# Task to carry out
Reproduce every line of the listing below without altering anything.

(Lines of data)
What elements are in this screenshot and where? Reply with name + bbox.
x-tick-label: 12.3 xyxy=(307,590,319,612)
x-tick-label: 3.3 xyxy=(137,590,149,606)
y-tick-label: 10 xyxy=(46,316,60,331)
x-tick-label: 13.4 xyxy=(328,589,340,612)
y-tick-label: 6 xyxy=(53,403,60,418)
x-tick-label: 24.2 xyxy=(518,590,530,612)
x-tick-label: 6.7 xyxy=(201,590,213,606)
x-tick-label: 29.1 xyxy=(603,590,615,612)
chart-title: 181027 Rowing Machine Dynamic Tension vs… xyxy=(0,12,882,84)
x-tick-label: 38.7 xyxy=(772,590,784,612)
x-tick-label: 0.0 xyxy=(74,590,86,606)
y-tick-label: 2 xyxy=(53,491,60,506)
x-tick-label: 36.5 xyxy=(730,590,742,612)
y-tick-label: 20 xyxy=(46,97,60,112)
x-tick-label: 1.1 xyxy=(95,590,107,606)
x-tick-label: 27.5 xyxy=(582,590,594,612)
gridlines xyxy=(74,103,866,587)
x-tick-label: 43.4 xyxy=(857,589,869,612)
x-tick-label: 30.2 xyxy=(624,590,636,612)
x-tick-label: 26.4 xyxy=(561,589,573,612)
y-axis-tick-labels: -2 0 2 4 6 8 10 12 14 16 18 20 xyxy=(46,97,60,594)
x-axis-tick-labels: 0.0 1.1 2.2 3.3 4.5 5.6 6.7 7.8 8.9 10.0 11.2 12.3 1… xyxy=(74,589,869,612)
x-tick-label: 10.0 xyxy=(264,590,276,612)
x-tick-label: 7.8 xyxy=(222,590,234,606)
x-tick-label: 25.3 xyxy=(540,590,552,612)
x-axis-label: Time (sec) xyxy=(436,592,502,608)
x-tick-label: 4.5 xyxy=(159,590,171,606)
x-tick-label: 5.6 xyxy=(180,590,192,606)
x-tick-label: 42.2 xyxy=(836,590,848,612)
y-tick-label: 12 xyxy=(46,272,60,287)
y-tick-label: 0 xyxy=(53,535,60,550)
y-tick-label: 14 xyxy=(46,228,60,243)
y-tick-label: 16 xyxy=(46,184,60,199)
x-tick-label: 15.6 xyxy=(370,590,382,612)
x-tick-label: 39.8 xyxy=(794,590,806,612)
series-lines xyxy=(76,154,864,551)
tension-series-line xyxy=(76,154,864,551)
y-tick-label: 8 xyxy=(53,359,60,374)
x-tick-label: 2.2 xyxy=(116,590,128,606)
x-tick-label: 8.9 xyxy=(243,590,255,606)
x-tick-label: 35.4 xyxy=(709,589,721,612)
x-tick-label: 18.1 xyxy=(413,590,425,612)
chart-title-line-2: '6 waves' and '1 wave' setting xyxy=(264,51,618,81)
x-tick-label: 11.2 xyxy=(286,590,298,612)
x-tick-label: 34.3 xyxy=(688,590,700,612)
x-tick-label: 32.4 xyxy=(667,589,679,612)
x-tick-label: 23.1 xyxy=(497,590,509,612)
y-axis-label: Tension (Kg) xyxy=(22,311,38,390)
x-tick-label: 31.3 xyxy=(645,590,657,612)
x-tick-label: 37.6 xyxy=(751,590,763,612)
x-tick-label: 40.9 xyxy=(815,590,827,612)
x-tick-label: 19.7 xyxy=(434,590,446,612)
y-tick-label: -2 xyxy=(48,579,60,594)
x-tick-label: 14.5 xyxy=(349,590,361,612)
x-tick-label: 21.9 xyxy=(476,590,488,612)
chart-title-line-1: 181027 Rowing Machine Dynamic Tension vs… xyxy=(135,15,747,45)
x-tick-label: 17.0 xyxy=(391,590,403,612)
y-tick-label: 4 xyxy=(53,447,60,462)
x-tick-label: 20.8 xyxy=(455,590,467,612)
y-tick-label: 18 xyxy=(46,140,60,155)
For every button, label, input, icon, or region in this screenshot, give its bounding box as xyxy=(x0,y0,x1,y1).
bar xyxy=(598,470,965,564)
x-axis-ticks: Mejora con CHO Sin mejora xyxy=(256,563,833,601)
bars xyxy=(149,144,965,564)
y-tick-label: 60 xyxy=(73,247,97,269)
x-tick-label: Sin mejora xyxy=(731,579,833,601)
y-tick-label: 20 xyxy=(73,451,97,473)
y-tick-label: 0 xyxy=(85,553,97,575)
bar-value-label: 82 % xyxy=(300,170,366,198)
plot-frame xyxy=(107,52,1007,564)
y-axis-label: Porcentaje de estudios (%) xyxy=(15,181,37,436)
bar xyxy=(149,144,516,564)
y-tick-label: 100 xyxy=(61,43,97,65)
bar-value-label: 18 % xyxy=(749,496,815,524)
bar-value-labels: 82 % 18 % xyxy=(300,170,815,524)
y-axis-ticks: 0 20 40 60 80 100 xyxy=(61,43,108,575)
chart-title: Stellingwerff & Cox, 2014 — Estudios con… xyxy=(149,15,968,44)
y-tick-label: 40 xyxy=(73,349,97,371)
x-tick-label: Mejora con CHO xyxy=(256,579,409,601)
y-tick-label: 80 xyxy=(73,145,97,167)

# Problem solution
What elements are in this screenshot and where? Reply with name + bbox.
x-tick-label: 12.3 xyxy=(307,590,319,612)
x-tick-label: 3.3 xyxy=(137,590,149,606)
y-tick-label: 10 xyxy=(46,316,60,331)
x-tick-label: 13.4 xyxy=(328,589,340,612)
y-tick-label: 6 xyxy=(53,403,60,418)
x-tick-label: 24.2 xyxy=(518,590,530,612)
x-tick-label: 6.7 xyxy=(201,590,213,606)
x-tick-label: 29.1 xyxy=(603,590,615,612)
chart-title: 181027 Rowing Machine Dynamic Tension vs… xyxy=(0,12,882,84)
x-tick-label: 38.7 xyxy=(772,590,784,612)
x-tick-label: 0.0 xyxy=(74,590,86,606)
y-tick-label: 2 xyxy=(53,491,60,506)
x-tick-label: 36.5 xyxy=(730,590,742,612)
y-tick-label: 20 xyxy=(46,97,60,112)
x-tick-label: 1.1 xyxy=(95,590,107,606)
x-tick-label: 27.5 xyxy=(582,590,594,612)
gridlines xyxy=(74,103,866,587)
x-tick-label: 43.4 xyxy=(857,589,869,612)
x-tick-label: 30.2 xyxy=(624,590,636,612)
x-tick-label: 26.4 xyxy=(561,589,573,612)
y-axis-tick-labels: -2 0 2 4 6 8 10 12 14 16 18 20 xyxy=(46,97,60,594)
x-axis-tick-labels: 0.0 1.1 2.2 3.3 4.5 5.6 6.7 7.8 8.9 10.0 11.2 12.3 1… xyxy=(74,589,869,612)
x-tick-label: 10.0 xyxy=(264,590,276,612)
x-tick-label: 7.8 xyxy=(222,590,234,606)
x-tick-label: 25.3 xyxy=(540,590,552,612)
x-axis-label: Time (sec) xyxy=(436,592,502,608)
x-tick-label: 4.5 xyxy=(159,590,171,606)
x-tick-label: 5.6 xyxy=(180,590,192,606)
x-tick-label: 42.2 xyxy=(836,590,848,612)
y-tick-label: 12 xyxy=(46,272,60,287)
y-tick-label: 0 xyxy=(53,535,60,550)
y-tick-label: 14 xyxy=(46,228,60,243)
y-tick-label: 16 xyxy=(46,184,60,199)
x-tick-label: 15.6 xyxy=(370,590,382,612)
x-tick-label: 39.8 xyxy=(794,590,806,612)
series-lines xyxy=(76,154,864,551)
tension-series-line xyxy=(76,154,864,551)
y-tick-label: 8 xyxy=(53,359,60,374)
x-tick-label: 2.2 xyxy=(116,590,128,606)
x-tick-label: 8.9 xyxy=(243,590,255,606)
x-tick-label: 35.4 xyxy=(709,589,721,612)
x-tick-label: 18.1 xyxy=(413,590,425,612)
chart-title-line-2: '6 waves' and '1 wave' setting xyxy=(264,51,618,81)
x-tick-label: 11.2 xyxy=(286,590,298,612)
x-tick-label: 34.3 xyxy=(688,590,700,612)
x-tick-label: 32.4 xyxy=(667,589,679,612)
x-tick-label: 23.1 xyxy=(497,590,509,612)
y-axis-label: Tension (Kg) xyxy=(22,311,38,390)
x-tick-label: 31.3 xyxy=(645,590,657,612)
x-tick-label: 37.6 xyxy=(751,590,763,612)
x-tick-label: 40.9 xyxy=(815,590,827,612)
x-tick-label: 19.7 xyxy=(434,590,446,612)
y-tick-label: -2 xyxy=(48,579,60,594)
x-tick-label: 14.5 xyxy=(349,590,361,612)
x-tick-label: 21.9 xyxy=(476,590,488,612)
chart-title-line-1: 181027 Rowing Machine Dynamic Tension vs… xyxy=(135,15,747,45)
x-tick-label: 17.0 xyxy=(391,590,403,612)
y-tick-label: 4 xyxy=(53,447,60,462)
x-tick-label: 20.8 xyxy=(455,590,467,612)
y-tick-label: 18 xyxy=(46,140,60,155)
For every button, label, input, icon, or region in this screenshot, give its bounding box as xyxy=(x0,y0,x1,y1).
bar xyxy=(598,470,965,564)
x-axis-ticks: Mejora con CHO Sin mejora xyxy=(256,563,833,601)
bars xyxy=(149,144,965,564)
y-tick-label: 60 xyxy=(73,247,97,269)
x-tick-label: Sin mejora xyxy=(731,579,833,601)
y-tick-label: 20 xyxy=(73,451,97,473)
y-tick-label: 0 xyxy=(85,553,97,575)
bar-value-label: 82 % xyxy=(300,170,366,198)
plot-frame xyxy=(107,52,1007,564)
y-axis-label: Porcentaje de estudios (%) xyxy=(15,181,37,436)
bar xyxy=(149,144,516,564)
y-tick-label: 100 xyxy=(61,43,97,65)
bar-value-label: 18 % xyxy=(749,496,815,524)
bar-value-labels: 82 % 18 % xyxy=(300,170,815,524)
y-axis-ticks: 0 20 40 60 80 100 xyxy=(61,43,108,575)
chart-title: Stellingwerff & Cox, 2014 — Estudios con… xyxy=(149,15,968,44)
y-tick-label: 40 xyxy=(73,349,97,371)
x-tick-label: Mejora con CHO xyxy=(256,579,409,601)
y-tick-label: 80 xyxy=(73,145,97,167)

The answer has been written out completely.